- [What the task asks] Write only the number of lines in the records beneath that hold "image".
********
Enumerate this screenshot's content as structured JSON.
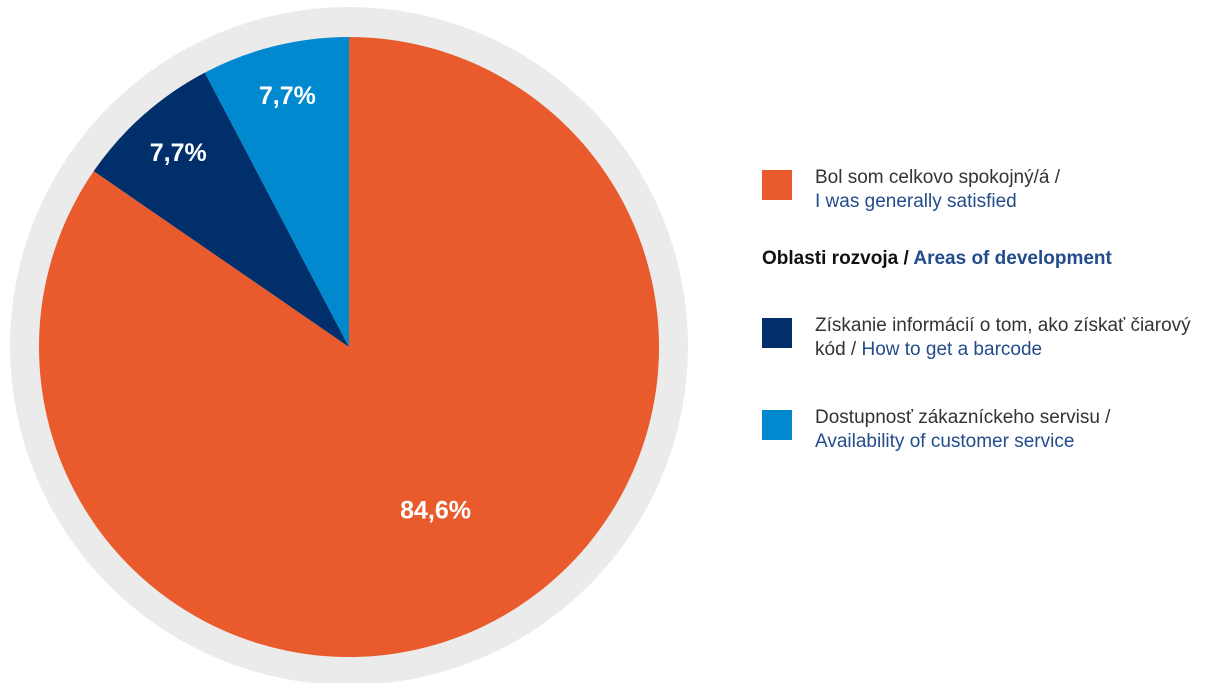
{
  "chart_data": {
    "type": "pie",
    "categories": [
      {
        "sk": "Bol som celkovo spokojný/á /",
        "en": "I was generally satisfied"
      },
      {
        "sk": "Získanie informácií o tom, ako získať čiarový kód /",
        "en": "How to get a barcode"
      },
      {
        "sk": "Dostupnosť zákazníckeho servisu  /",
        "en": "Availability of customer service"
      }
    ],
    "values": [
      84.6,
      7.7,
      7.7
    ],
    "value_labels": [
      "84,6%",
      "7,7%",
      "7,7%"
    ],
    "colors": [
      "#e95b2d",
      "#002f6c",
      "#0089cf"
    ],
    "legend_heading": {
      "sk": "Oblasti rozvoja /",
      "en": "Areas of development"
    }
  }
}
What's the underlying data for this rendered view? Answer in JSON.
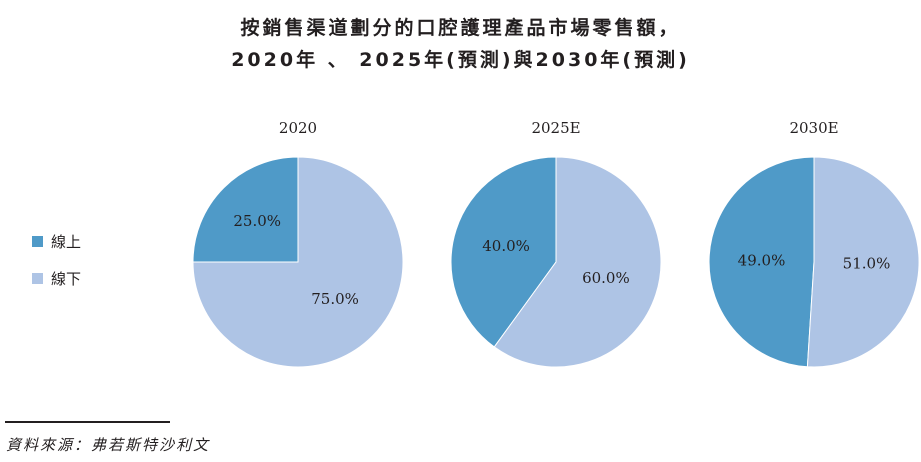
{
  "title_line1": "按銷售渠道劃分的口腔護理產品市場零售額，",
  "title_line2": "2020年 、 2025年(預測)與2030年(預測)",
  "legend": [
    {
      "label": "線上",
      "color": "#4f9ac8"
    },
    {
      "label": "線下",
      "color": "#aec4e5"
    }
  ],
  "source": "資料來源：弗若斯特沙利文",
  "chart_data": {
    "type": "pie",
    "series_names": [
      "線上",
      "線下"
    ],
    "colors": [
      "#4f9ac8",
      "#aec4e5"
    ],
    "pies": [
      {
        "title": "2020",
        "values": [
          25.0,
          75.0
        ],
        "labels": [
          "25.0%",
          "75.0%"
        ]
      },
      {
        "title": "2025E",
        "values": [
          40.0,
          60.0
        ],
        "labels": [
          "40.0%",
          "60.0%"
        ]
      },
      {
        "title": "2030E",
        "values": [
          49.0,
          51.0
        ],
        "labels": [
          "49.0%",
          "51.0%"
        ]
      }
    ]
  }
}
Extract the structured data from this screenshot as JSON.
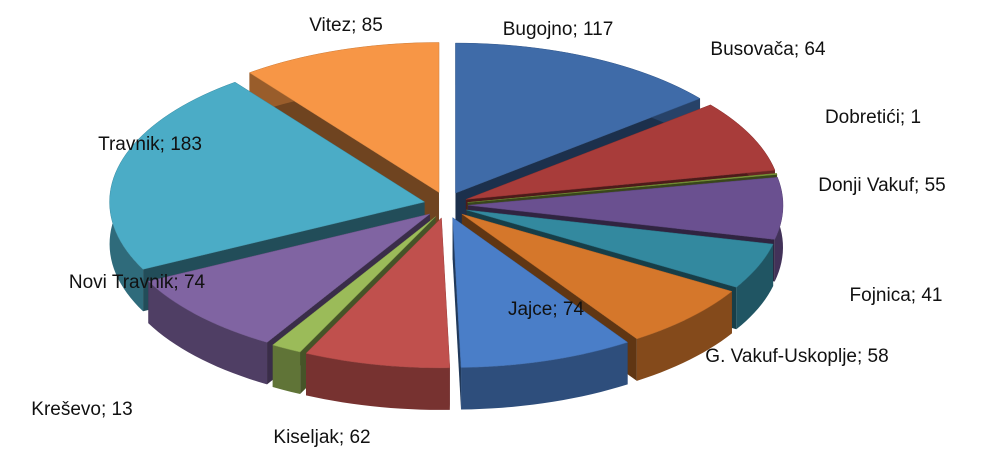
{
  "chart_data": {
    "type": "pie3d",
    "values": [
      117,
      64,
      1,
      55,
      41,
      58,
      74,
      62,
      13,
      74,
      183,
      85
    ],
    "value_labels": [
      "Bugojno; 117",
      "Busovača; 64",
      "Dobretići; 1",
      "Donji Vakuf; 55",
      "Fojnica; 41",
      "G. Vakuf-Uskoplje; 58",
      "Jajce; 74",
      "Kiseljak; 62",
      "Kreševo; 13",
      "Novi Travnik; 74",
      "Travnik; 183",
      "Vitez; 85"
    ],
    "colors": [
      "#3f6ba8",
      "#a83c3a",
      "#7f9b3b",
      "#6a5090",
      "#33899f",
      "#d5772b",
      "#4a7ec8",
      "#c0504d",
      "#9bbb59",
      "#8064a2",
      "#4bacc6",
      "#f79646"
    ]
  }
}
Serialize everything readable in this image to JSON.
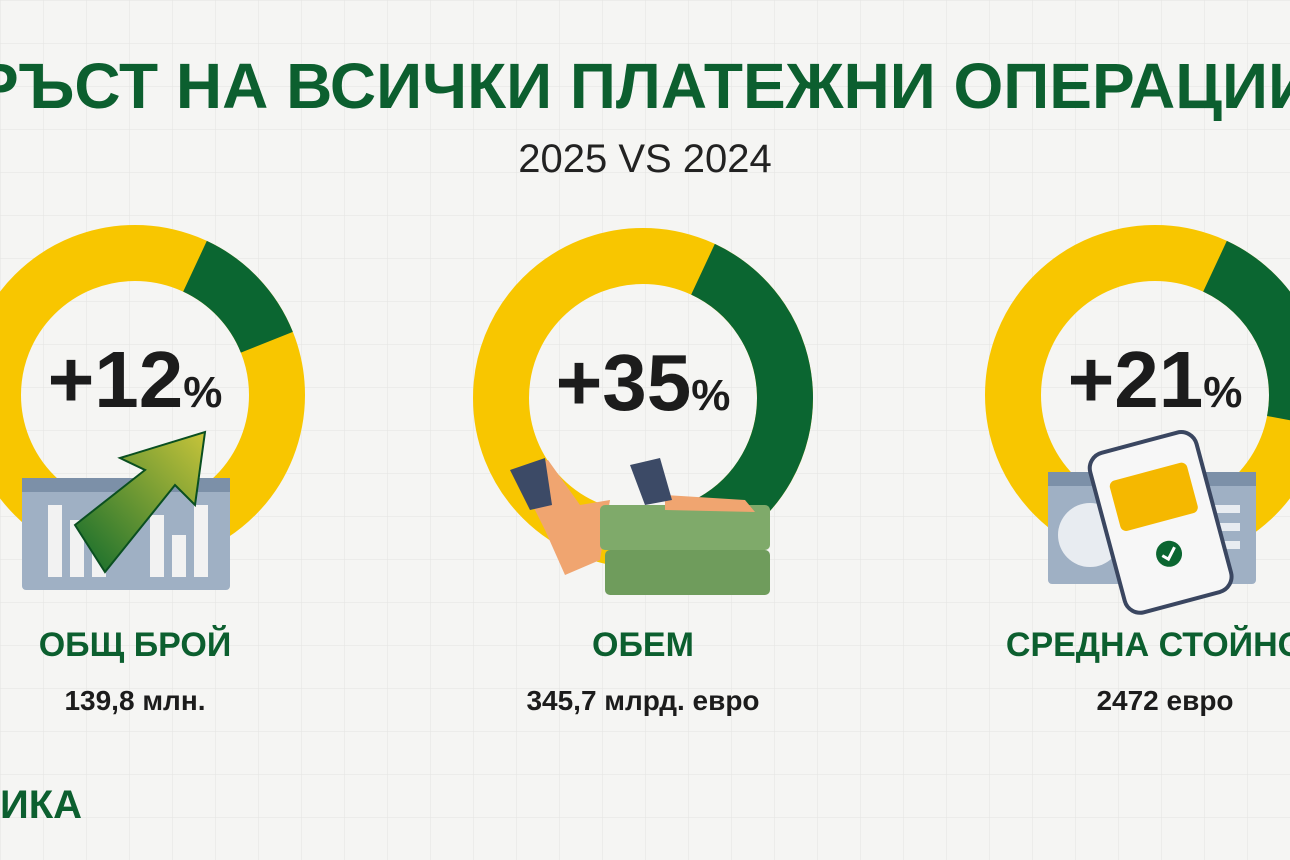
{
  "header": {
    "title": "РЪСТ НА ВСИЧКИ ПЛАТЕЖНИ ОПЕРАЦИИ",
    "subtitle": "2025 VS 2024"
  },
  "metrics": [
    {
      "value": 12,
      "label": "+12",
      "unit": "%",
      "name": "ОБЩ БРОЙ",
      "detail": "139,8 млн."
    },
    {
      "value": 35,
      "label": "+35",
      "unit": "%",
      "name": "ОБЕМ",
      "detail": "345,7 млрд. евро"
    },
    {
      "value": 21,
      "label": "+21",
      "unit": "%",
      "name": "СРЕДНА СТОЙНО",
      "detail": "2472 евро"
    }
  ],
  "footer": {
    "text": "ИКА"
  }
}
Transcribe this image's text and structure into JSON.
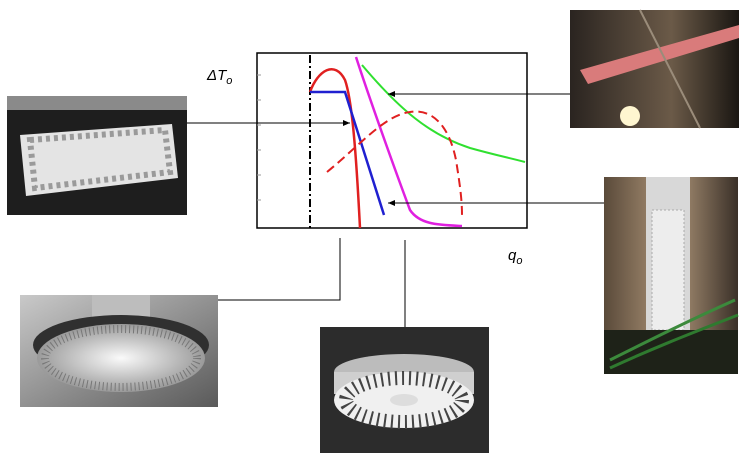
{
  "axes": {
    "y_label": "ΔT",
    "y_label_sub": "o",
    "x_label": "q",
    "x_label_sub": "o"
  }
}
********
- [Exercise result] 2